◆ Given problem
Filter the entries, keeping every line with the word "Zusammenbau".
--- Begin Dataset entries ---
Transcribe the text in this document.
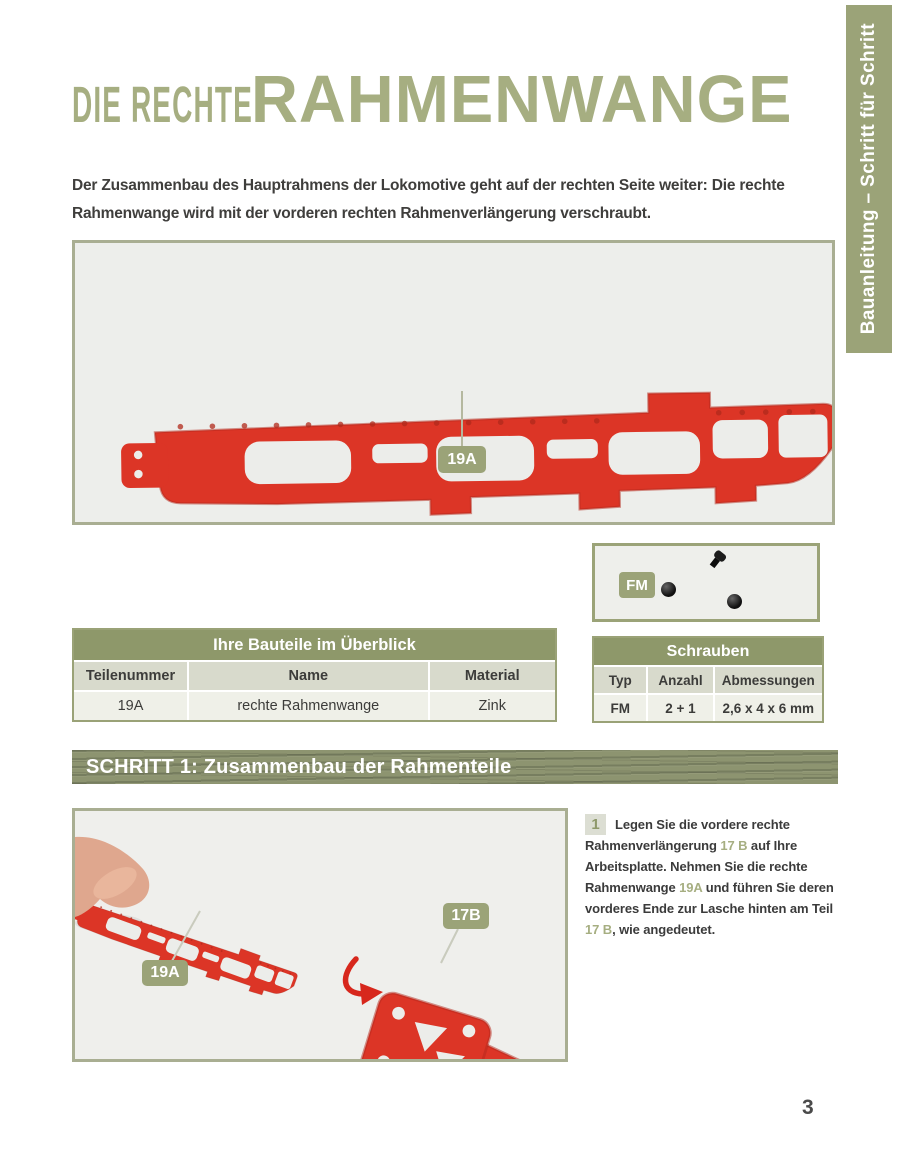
Bauanleitung – Schritt für Schritt
DIE RECHTE
RAHMENWANGE

Der Zusammenbau des Hauptrahmens der Lokomotive geht auf der rechten Seite weiter: Die rechte Rahmenwange wird mit der vorderen rechten Rahmenverlängerung verschraubt.

19A
FM
Ihre Bauteile im Überblick
Teilenummer	Name	Material
19A	rechte Rahmenwange	Zink
Schrauben
Typ	Anzahl	Abmessungen
FM	2 + 1	2,6 x 4 x 6 mm
SCHRITT 1: Zusammenbau der Rahmenteile
19A
17B
1	Legen Sie die vordere rechte Rahmenverlängerung 17 B auf Ihre Arbeitsplatte. Nehmen Sie die rechte Rahmenwange 19A und führen Sie deren vorderes Ende zur Lasche hinten am Teil 17 B, wie angedeutet.
3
--- End Dataset entries ---
◆ Solution
Der Zusammenbau des Hauptrahmens der Lokomotive geht auf der rechten Seite weiter: Die rechte Rahmenwange wird mit der vorderen rechten Rahmenverlängerung verschraubt.
SCHRITT 1: Zusammenbau der Rahmenteile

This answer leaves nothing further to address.